**Available records**
+===+
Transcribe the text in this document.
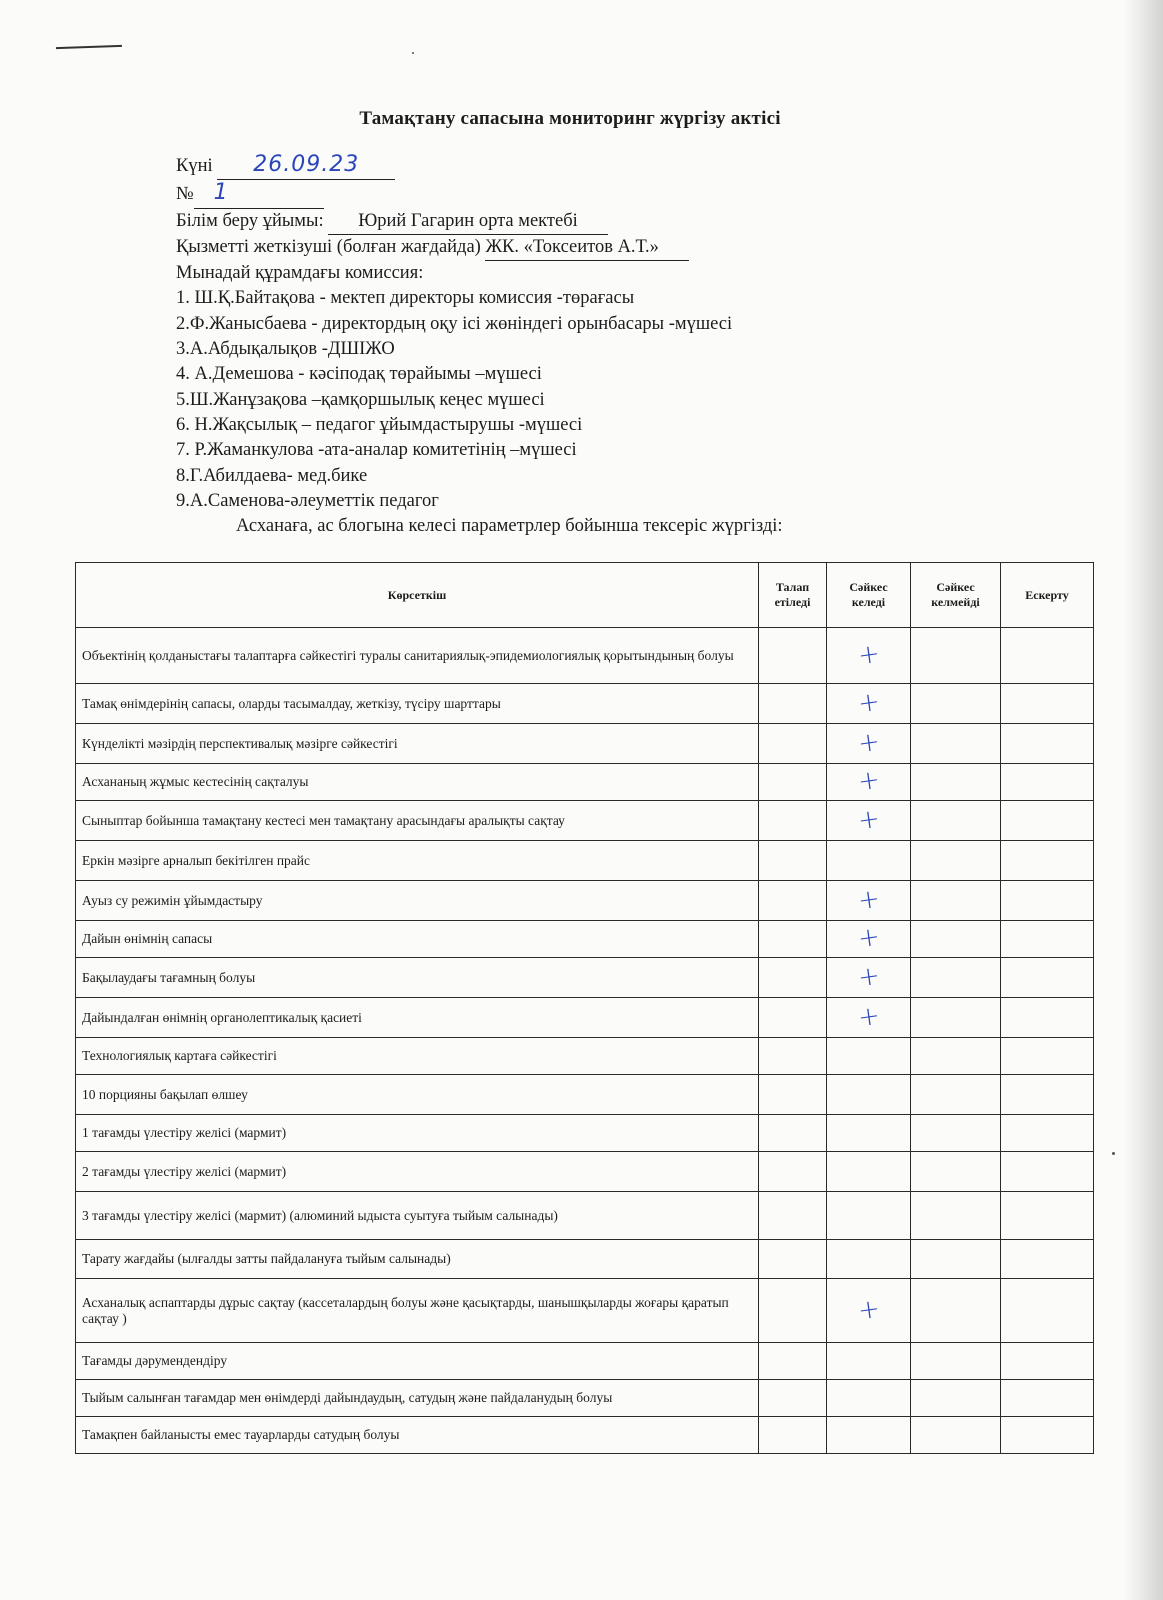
Тамақтану сапасына мониторинг жүргізу актісі
Күні 26.09.23
№ 1
Білім беру ұйымы: Юрий Гагарин орта мектебі
Қызметті жеткізуші (болған жағдайда) ЖК. «Токсеитов А.Т.»
Мынадай құрамдағы комиссия:
1. Ш.Қ.Байтақова - мектеп директоры комиссия -төрағасы
2.Ф.Жанысбаева - директордың оқу ісі жөніндегі орынбасары -мүшесі
3.А.Абдықалықов -ДШІЖО
4. А.Демешова - кәсіподақ төрайымы –мүшесі
5.Ш.Жанұзақова –қамқоршылық кеңес мүшесі
6. Н.Жақсылық – педагог ұйымдастырушы -мүшесі
7. Р.Жаманкулова -ата-аналар комитетінің –мүшесі
8.Г.Абилдаева- мед.бике
9.А.Саменова-әлеуметтік педагог
Асханаға, ас блогына келесі параметрлер бойынша тексеріс жүргізді:
Көрсеткіш	Талап етіледі	Сәйкес келеді	Сәйкес келмейді	Ескерту
Объектінің қолданыстағы талаптарға сәйкестігі туралы санитариялық-эпидемиологиялық қорытындының болуы		+		
Тамақ өнімдерінің сапасы, оларды тасымалдау, жеткізу, түсіру шарттары		+		
Күнделікті мәзірдің перспективалық мәзірге сәйкестігі		+		
Асхананың жұмыс кестесінің сақталуы		+		
Сыныптар бойынша тамақтану кестесі мен тамақтану арасындағы аралықты сақтау		+		
Еркін мәзірге арналып бекітілген прайс				
Ауыз су режимін ұйымдастыру		+		
Дайын өнімнің сапасы		+		
Бақылаудағы тағамның болуы		+		
Дайындалған өнімнің органолептикалық қасиеті		+		
Технологиялық картаға сәйкестігі				
10 порцияны бақылап өлшеу				
1 тағамды үлестіру желісі (мармит)				
2 тағамды үлестіру желісі (мармит)				
3 тағамды үлестіру желісі (мармит) (алюминий ыдыста суытуға тыйым салынады)				
Тарату жағдайы (ылғалды затты пайдалануға тыйым салынады)				
Асханалық аспаптарды дұрыс сақтау (кассеталардың болуы және қасықтарды, шанышқыларды жоғары қаратып сақтау )		+		
Тағамды дәрумендендіру				
Тыйым салынған тағамдар мен өнімдерді дайындаудың, сатудың және пайдаланудың болуы				
Тамақпен байланысты емес тауарларды сатудың болуы				
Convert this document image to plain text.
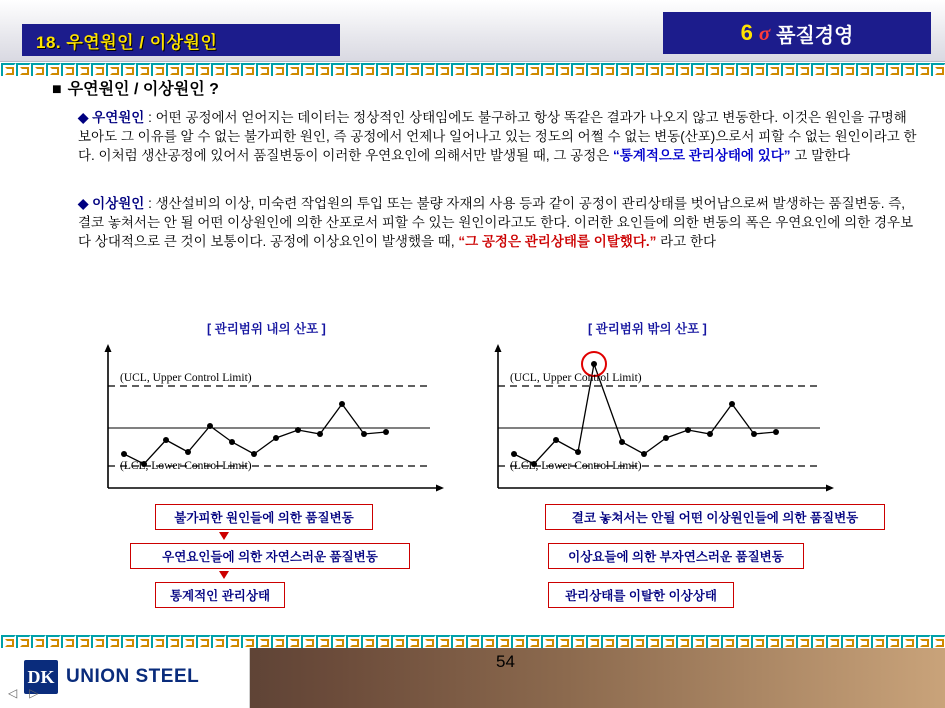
18. 우연원인 / 이상원인	6 σ 품질경영
■ 우연원인 / 이상원인 ?
◆ 우연원인 : 어떤 공정에서 얻어지는 데이터는 정상적인 상태임에도 불구하고 항상 똑같은 결과가 나오지 않고 변동한다. 이것은 원인을 규명해 보아도 그 이유를 알 수 없는 불가피한 원인, 즉 공정에서 언제나 일어나고 있는 정도의 어쩔 수 없는 변동(산포)으로서 피할 수 없는 원인이라고 한다. 이처럼 생산공정에 있어서 품질변동이 이러한 우연요인에 의해서만 발생될 때, 그 공정은 “통계적으로 관리상태에 있다” 고 말한다
◆ 이상원인 : 생산설비의 이상, 미숙련 작업원의 투입 또는 불량 자재의 사용 등과 같이 공정이 관리상태를 벗어남으로써 발생하는 품질변동. 즉, 결코 놓쳐서는 안 될 어떤 이상원인에 의한 산포로서 피할 수 있는 원인이라고도 한다. 이러한 요인들에 의한 변동의 폭은 우연요인에 의한 경우보다 상대적으로 큰 것이 보통이다. 공정에 이상요인이 발생했을 때, “그 공정은 관리상태를 이탈했다.” 라고 한다
[ 관리범위 내의 산포 ]	[ 관리범위 밖의 산포 ]
(UCL, Upper Control Limit)
(LCL, Lower Control Limit)
(UCL, Upper Control Limit)
(LCL, Lower Control Limit)
불가피한 원인들에 의한 품질변동
우연요인들에 의한 자연스러운 품질변동
통계적인 관리상태
결코 놓쳐서는 안될 어떤 이상원인들에 의한 품질변동
이상요들에 의한 부자연스러운 품질변동
관리상태를 이탈한 이상상태
DK UNION STEEL
54
◁ ▷
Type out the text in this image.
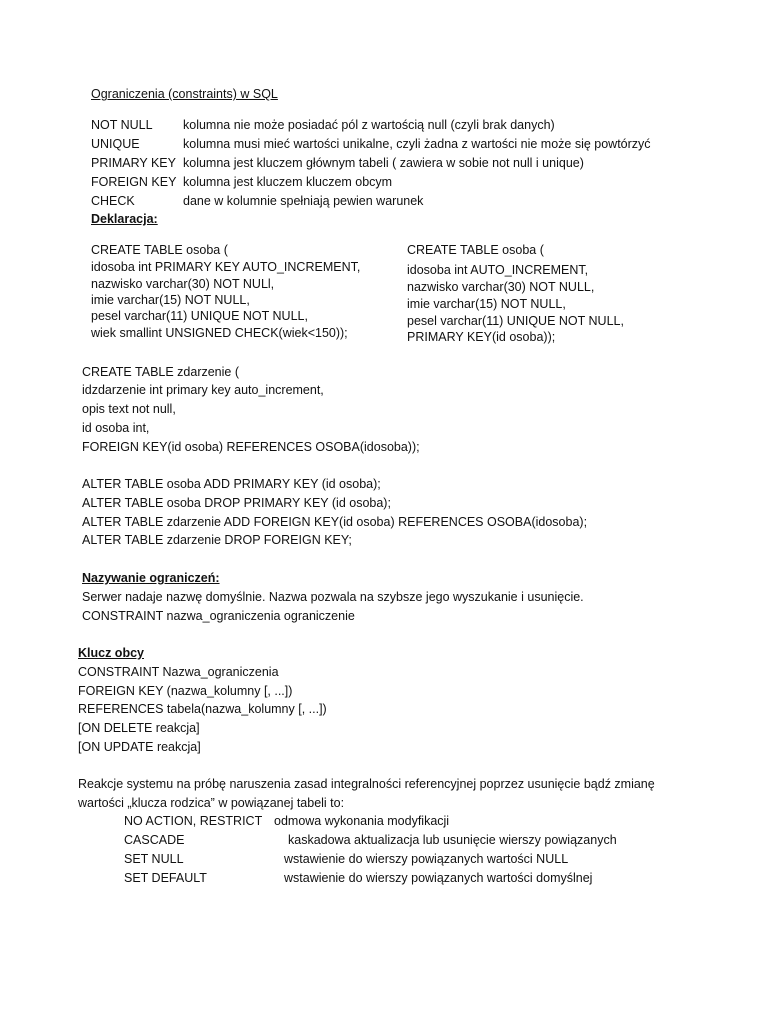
Ograniczenia (constraints) w SQL
NOT NULL kolumna nie może posiadać pól z wartością null (czyli brak danych)
UNIQUE	kolumna musi mieć wartości unikalne, czyli żadna z wartości nie może się powtórzyć
PRIMARY KEY kolumna jest kluczem głównym tabeli ( zawiera w sobie not null i unique)
FOREIGN KEY kolumna jest kluczem kluczem obcym
CHECK	dane w kolumnie spełniają pewien warunek
Deklaracja:
CREATE TABLE osoba (
idosoba int PRIMARY KEY AUTO_INCREMENT,
nazwisko varchar(30) NOT NULl,
imie varchar(15) NOT NULL,
pesel varchar(11) UNIQUE NOT NULL,
wiek smallint UNSIGNED CHECK(wiek<150));
CREATE TABLE osoba (
idosoba int AUTO_INCREMENT,
nazwisko varchar(30) NOT NULL,
imie varchar(15) NOT NULL,
pesel varchar(11) UNIQUE NOT NULL,
PRIMARY KEY(id osoba));
CREATE TABLE zdarzenie (
idzdarzenie int primary key auto_increment,
opis text not null,
id osoba int,
FOREIGN KEY(id osoba) REFERENCES OSOBA(idosoba));
ALTER TABLE osoba ADD PRIMARY KEY (id osoba);
ALTER TABLE osoba DROP PRIMARY KEY (id osoba);
ALTER TABLE zdarzenie ADD FOREIGN KEY(id osoba) REFERENCES OSOBA(idosoba);
ALTER TABLE zdarzenie DROP FOREIGN KEY;
Nazywanie ograniczeń:
Serwer nadaje nazwę domyślnie. Nazwa pozwala na szybsze jego wyszukanie i usunięcie.
CONSTRAINT nazwa_ograniczenia ograniczenie
Klucz obcy
CONSTRAINT Nazwa_ograniczenia
FOREIGN KEY (nazwa_kolumny [, ...])
REFERENCES tabela(nazwa_kolumny [, ...])
[ON DELETE reakcja]
[ON UPDATE reakcja]
Reakcje systemu na próbę naruszenia zasad integralności referencyjnej poprzez usunięcie bądź zmianę
wartości „klucza rodzica” w powiązanej tabeli to:
NO ACTION, RESTRICT odmowa wykonania modyfikacji
CASCADE	kaskadowa aktualizacja lub usunięcie wierszy powiązanych
SET NULL	wstawienie do wierszy powiązanych wartości NULL
SET DEFAULT	wstawienie do wierszy powiązanych wartości domyślnej
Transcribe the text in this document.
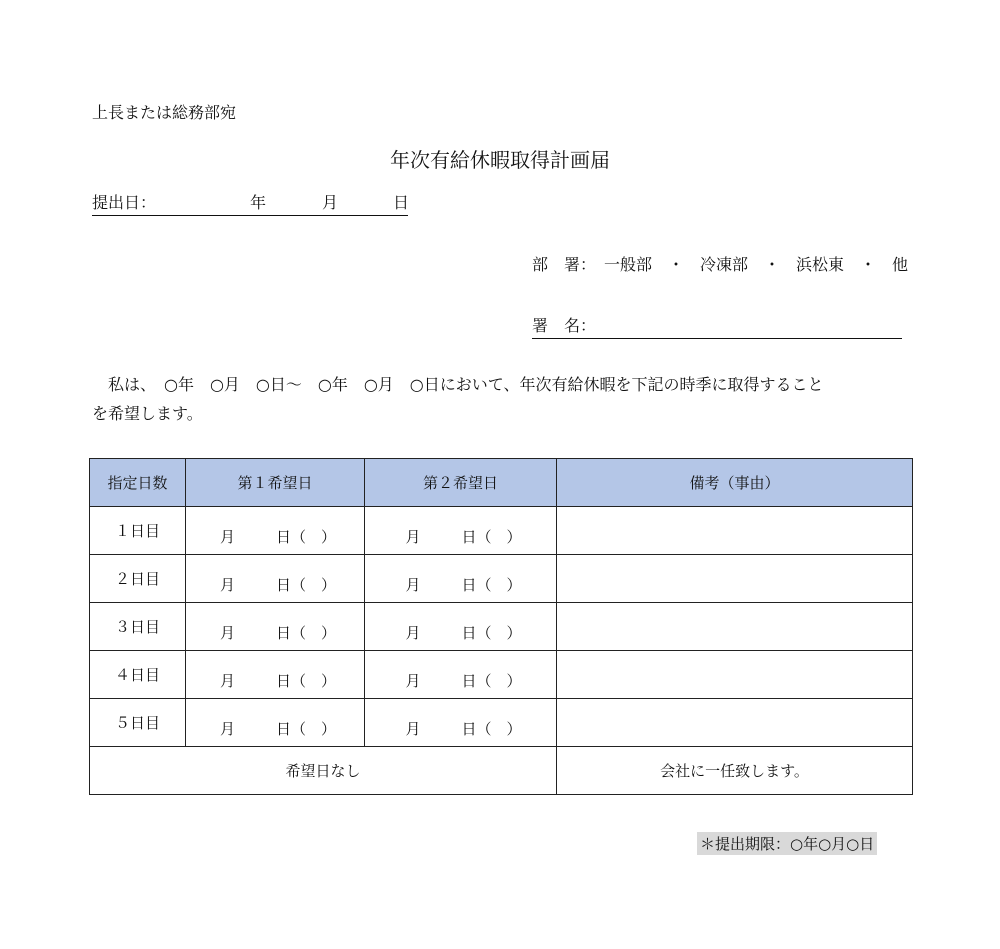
上長または総務部宛
年次有給休暇取得計画届
提出日：	年	月	日
部　署：　一般部　・　冷凍部　・　浜松東　・　他
署　名：
私は、　○年　○月　○日～　○年　○月　○日において、年次有給休暇を下記の時季に取得すること
を希望します。
指定日数	第１希望日	第２希望日	備考（事由）
１日目	月 日（　）	月 日（　）	

２日目	月 日（　）	月 日（　）	

３日目	月 日（　）	月 日（　）	

４日目	月 日（　）	月 日（　）	

５日目	月 日（　）	月 日（　）	

希望日なし			会社に一任致します。
＊提出期限：○年○月○日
+===+
**Set exercise**
Give again the lines from the line that contains "Type out the text in this image." through the last line of the material above, exactly and with both ends included. Omit the pictures.

**Expected output**
Type out the text in this image.
Ograniczenia (constraints) w SQL
NOT NULL kolumna nie może posiadać pól z wartością null (czyli brak danych)
UNIQUE	kolumna musi mieć wartości unikalne, czyli żadna z wartości nie może się powtórzyć
PRIMARY KEY kolumna jest kluczem głównym tabeli ( zawiera w sobie not null i unique)
FOREIGN KEY kolumna jest kluczem kluczem obcym
CHECK	dane w kolumnie spełniają pewien warunek
Deklaracja:
CREATE TABLE osoba (
idosoba int PRIMARY KEY AUTO_INCREMENT,
nazwisko varchar(30) NOT NULl,
imie varchar(15) NOT NULL,
pesel varchar(11) UNIQUE NOT NULL,
wiek smallint UNSIGNED CHECK(wiek<150));
CREATE TABLE osoba (
idosoba int AUTO_INCREMENT,
nazwisko varchar(30) NOT NULL,
imie varchar(15) NOT NULL,
pesel varchar(11) UNIQUE NOT NULL,
PRIMARY KEY(id osoba));
CREATE TABLE zdarzenie (
idzdarzenie int primary key auto_increment,
opis text not null,
id osoba int,
FOREIGN KEY(id osoba) REFERENCES OSOBA(idosoba));
ALTER TABLE osoba ADD PRIMARY KEY (id osoba);
ALTER TABLE osoba DROP PRIMARY KEY (id osoba);
ALTER TABLE zdarzenie ADD FOREIGN KEY(id osoba) REFERENCES OSOBA(idosoba);
ALTER TABLE zdarzenie DROP FOREIGN KEY;
Nazywanie ograniczeń:
Serwer nadaje nazwę domyślnie. Nazwa pozwala na szybsze jego wyszukanie i usunięcie.
CONSTRAINT nazwa_ograniczenia ograniczenie
Klucz obcy
CONSTRAINT Nazwa_ograniczenia
FOREIGN KEY (nazwa_kolumny [, ...])
REFERENCES tabela(nazwa_kolumny [, ...])
[ON DELETE reakcja]
[ON UPDATE reakcja]
Reakcje systemu na próbę naruszenia zasad integralności referencyjnej poprzez usunięcie bądź zmianę
wartości „klucza rodzica” w powiązanej tabeli to:
NO ACTION, RESTRICT odmowa wykonania modyfikacji
CASCADE	kaskadowa aktualizacja lub usunięcie wierszy powiązanych
SET NULL	wstawienie do wierszy powiązanych wartości NULL
SET DEFAULT	wstawienie do wierszy powiązanych wartości domyślnej
Transcribe the text in this document.
上長または総務部宛
年次有給休暇取得計画届
提出日：	年	月	日
部　署：　一般部　・　冷凍部　・　浜松東　・　他
署　名：
私は、　○年　○月　○日～　○年　○月　○日において、年次有給休暇を下記の時季に取得すること
を希望します。
指定日数	第１希望日	第２希望日	備考（事由）
１日目	月 日（　）	月 日（　）	

２日目	月 日（　）	月 日（　）	

３日目	月 日（　）	月 日（　）	

４日目	月 日（　）	月 日（　）	

５日目	月 日（　）	月 日（　）	

希望日なし			会社に一任致します。
＊提出期限：○年○月○日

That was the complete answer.